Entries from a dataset
********************

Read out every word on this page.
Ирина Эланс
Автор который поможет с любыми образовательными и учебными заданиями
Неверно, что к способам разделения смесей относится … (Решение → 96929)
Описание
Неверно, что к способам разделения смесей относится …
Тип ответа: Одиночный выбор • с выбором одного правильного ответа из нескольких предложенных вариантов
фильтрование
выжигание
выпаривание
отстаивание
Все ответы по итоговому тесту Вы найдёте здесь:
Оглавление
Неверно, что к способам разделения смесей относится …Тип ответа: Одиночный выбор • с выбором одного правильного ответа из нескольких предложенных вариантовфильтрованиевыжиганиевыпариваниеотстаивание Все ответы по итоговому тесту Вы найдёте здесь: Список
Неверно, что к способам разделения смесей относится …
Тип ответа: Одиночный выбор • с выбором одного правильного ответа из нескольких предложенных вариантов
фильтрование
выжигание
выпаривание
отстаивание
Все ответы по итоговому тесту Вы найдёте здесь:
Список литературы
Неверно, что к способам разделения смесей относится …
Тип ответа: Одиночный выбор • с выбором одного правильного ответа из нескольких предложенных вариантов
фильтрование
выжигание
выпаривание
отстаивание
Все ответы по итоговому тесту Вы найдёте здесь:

********************

* Exercise aim: Copy out all lines from the material above that contain the string "Список".

* Result of this exercise:
Неверно, что к способам разделения смесей относится …Тип ответа: Одиночный выбор • с выбором одного правильного ответа из нескольких предложенных вариантовфильтрованиевыжиганиевыпариваниеотстаивание Все ответы по итоговому тесту Вы найдёте здесь: Список
Список литературы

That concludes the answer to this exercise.